* WHAT YOU NEED TO DO *
Find the word "content" in the listing; pull out each line holding it.
--- start RECORDED INFORMATION ---
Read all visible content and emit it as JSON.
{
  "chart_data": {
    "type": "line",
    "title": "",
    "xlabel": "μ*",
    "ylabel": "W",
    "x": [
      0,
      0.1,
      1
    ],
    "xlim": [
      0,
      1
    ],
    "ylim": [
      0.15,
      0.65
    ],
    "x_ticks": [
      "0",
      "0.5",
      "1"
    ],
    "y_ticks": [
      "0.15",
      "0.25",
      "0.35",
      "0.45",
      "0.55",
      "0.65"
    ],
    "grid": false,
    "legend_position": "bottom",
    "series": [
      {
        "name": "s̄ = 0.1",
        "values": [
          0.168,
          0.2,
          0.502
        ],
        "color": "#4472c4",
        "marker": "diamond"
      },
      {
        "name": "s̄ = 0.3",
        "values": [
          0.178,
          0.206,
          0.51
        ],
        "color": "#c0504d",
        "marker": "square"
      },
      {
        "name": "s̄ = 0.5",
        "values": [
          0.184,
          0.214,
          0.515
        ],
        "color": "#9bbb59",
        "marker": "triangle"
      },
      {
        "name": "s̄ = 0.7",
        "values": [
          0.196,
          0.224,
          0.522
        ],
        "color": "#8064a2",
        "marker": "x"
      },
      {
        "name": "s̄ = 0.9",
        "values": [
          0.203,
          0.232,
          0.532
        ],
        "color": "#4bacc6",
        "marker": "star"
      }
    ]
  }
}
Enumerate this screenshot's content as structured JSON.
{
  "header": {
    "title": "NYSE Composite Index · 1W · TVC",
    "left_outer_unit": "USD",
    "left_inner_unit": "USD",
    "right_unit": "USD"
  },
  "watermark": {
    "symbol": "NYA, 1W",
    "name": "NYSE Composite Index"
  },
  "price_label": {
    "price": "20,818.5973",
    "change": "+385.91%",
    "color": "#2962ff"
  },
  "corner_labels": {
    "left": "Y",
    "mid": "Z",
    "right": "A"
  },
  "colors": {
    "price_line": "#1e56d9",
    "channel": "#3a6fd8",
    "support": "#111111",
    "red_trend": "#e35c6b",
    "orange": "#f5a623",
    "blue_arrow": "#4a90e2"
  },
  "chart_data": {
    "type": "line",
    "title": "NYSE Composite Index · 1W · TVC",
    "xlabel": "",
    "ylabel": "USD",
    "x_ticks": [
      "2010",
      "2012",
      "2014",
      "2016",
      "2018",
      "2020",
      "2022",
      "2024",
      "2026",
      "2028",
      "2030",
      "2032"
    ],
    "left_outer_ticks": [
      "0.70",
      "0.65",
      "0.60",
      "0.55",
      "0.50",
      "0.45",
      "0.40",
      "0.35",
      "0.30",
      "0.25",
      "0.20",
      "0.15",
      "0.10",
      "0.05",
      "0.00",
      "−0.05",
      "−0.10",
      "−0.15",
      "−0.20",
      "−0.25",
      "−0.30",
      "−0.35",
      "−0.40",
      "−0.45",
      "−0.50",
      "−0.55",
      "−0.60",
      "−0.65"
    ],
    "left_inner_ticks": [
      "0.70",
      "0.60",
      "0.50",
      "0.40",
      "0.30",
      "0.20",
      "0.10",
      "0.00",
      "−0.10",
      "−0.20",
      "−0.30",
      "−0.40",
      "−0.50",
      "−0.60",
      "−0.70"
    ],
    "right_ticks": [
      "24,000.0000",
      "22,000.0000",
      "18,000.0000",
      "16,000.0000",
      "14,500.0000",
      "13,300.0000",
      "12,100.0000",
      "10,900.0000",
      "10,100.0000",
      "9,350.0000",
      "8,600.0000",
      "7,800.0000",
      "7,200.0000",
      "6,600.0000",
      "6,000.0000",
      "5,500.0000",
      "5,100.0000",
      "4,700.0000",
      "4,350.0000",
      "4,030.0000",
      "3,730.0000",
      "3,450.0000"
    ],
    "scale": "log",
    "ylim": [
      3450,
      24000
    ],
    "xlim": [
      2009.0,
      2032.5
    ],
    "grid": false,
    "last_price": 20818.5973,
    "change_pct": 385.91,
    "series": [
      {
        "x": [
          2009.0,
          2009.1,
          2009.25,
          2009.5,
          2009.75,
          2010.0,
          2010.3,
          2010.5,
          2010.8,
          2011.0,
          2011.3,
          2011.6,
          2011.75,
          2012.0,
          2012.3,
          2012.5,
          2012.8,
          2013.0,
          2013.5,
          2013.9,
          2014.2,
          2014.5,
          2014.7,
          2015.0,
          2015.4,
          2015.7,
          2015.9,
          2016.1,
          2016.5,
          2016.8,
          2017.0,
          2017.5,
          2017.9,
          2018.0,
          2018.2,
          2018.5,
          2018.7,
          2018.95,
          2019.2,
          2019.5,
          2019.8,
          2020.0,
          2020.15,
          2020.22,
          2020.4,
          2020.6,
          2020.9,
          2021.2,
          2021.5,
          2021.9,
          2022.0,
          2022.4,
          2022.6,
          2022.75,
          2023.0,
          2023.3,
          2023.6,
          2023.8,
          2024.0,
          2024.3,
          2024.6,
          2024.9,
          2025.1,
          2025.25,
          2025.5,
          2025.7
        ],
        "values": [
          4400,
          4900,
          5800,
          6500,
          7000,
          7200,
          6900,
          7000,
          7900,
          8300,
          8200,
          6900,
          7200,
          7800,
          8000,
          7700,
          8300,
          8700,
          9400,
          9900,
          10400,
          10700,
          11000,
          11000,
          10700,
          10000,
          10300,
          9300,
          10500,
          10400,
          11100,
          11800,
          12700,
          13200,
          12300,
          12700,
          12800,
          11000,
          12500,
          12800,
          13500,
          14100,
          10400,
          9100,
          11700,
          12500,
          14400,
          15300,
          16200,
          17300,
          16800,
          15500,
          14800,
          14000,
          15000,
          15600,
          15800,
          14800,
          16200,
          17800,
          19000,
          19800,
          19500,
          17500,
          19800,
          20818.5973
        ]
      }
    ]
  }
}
--- end RECORDED INFORMATION ---
* ANSWER TO THIS EXERCISE *
Read all visible content and emit it as JSON.
Enumerate this screenshot's content as structured JSON.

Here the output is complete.